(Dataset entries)
--
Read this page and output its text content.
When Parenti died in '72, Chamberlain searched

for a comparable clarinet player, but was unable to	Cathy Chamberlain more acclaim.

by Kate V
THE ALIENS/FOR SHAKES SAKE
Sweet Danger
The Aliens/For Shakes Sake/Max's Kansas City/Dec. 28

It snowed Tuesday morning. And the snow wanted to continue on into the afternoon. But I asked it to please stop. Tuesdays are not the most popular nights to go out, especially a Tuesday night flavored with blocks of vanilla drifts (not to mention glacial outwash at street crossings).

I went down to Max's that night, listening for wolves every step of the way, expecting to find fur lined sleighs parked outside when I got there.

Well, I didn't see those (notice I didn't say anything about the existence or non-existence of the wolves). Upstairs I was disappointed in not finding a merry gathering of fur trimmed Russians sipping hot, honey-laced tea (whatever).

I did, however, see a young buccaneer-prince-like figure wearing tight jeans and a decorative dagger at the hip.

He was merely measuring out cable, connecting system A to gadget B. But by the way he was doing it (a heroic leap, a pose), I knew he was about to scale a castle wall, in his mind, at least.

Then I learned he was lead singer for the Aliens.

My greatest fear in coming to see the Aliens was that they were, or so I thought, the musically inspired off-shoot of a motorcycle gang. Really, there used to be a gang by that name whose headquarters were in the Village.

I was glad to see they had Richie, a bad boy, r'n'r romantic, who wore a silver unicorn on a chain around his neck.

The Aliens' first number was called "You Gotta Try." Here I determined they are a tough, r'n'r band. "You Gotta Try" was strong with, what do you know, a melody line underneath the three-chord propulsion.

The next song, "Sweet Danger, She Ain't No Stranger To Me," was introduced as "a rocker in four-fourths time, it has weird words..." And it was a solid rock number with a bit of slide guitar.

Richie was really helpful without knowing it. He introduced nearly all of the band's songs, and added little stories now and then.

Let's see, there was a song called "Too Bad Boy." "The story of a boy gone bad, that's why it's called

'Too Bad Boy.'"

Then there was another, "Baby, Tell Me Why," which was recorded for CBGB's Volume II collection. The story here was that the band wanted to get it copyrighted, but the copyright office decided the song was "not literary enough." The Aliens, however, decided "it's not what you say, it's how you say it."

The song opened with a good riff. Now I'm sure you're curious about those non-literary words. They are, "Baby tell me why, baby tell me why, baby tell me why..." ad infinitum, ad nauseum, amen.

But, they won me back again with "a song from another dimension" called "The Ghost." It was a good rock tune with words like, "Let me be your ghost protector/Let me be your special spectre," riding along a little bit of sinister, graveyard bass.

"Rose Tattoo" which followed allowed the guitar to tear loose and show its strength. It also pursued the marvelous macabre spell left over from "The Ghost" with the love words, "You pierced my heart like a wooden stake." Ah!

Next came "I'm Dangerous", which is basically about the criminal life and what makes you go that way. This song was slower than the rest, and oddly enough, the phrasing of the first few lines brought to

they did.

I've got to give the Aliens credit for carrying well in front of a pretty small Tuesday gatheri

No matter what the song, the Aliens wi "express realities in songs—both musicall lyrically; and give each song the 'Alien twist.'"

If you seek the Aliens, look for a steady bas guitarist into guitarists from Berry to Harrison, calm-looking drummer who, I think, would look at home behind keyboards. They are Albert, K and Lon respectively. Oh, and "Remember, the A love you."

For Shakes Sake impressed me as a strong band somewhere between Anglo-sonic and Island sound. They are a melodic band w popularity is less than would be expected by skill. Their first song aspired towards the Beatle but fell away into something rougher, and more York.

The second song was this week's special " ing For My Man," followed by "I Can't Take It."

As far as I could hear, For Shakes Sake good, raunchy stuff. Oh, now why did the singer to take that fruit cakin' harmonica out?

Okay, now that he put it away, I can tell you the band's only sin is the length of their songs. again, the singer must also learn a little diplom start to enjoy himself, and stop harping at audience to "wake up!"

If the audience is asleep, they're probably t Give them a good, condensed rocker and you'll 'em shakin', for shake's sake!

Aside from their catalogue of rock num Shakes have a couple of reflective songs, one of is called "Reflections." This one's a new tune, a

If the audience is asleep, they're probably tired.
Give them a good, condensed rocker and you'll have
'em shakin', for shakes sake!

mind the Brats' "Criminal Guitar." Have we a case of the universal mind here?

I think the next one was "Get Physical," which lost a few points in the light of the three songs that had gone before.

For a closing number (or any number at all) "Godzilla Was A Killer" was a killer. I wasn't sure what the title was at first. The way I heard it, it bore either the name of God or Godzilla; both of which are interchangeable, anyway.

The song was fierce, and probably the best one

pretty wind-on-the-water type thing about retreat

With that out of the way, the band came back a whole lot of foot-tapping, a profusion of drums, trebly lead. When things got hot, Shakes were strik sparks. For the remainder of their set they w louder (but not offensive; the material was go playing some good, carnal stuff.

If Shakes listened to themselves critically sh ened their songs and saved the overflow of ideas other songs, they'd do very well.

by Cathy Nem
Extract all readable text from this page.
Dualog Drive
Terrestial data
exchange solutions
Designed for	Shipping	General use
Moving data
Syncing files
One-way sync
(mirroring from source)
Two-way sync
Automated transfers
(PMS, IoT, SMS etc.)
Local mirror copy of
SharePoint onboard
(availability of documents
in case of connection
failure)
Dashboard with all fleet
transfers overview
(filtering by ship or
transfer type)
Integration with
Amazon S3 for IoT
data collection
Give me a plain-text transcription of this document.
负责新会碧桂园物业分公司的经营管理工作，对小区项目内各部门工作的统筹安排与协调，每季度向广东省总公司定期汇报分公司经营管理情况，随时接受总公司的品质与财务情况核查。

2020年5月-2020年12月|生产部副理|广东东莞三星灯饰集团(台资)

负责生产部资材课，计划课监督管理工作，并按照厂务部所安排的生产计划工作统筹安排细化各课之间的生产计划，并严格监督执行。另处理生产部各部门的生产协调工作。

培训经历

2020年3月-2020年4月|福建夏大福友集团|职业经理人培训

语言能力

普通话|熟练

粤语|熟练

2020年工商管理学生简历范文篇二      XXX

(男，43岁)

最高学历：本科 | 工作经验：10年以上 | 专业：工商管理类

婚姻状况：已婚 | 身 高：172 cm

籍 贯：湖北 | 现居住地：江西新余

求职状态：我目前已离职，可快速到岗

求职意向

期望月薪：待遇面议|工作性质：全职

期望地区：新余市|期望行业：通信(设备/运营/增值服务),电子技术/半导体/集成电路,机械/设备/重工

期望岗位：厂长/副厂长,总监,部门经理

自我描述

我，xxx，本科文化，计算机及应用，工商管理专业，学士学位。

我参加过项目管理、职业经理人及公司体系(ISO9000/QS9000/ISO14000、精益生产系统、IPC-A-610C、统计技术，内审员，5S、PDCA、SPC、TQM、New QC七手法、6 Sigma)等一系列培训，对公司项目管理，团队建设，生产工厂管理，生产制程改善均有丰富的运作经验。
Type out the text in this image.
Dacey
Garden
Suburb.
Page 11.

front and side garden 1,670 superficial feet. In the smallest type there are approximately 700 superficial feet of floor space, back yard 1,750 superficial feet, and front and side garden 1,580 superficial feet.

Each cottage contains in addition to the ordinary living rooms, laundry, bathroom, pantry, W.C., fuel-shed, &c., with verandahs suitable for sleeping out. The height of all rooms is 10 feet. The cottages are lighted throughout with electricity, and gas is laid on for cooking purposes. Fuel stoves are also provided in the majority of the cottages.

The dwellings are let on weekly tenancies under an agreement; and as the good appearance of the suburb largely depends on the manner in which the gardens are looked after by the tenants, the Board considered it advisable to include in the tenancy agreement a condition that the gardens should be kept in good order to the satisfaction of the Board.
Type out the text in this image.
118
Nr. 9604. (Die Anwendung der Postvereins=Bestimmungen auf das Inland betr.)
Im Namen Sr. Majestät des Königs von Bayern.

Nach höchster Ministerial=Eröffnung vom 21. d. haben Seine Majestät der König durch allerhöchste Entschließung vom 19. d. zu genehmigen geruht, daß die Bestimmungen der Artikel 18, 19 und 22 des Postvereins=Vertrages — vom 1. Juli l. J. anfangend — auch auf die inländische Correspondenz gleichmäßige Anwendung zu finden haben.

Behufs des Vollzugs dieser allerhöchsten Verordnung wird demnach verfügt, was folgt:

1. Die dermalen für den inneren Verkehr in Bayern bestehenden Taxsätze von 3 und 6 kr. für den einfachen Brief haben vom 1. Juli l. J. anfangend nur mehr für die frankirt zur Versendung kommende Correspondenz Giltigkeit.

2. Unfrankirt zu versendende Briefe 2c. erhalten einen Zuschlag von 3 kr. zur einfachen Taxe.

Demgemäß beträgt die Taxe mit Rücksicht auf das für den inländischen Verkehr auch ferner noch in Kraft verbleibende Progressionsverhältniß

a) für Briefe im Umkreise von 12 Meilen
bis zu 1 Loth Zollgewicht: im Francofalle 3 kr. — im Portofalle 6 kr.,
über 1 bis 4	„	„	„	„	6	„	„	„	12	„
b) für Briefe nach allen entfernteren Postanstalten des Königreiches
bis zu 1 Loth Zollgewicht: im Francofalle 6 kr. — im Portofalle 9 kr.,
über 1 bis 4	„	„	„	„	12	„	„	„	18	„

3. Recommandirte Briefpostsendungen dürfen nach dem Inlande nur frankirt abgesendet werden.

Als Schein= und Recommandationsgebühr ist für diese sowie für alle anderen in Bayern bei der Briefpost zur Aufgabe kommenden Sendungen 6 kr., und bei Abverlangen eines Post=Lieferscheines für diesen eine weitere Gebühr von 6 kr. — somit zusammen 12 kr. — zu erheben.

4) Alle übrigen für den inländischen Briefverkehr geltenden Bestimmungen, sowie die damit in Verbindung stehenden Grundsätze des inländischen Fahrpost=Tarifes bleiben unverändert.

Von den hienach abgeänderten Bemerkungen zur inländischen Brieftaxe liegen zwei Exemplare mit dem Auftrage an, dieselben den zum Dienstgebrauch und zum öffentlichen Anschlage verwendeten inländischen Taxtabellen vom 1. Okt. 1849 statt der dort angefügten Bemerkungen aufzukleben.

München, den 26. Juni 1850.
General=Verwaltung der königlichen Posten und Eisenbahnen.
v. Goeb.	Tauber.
--
* Challenge
Check each line of the records for the string "audience" and state how many lines contain it. Give only the number.

* Completed exercise
3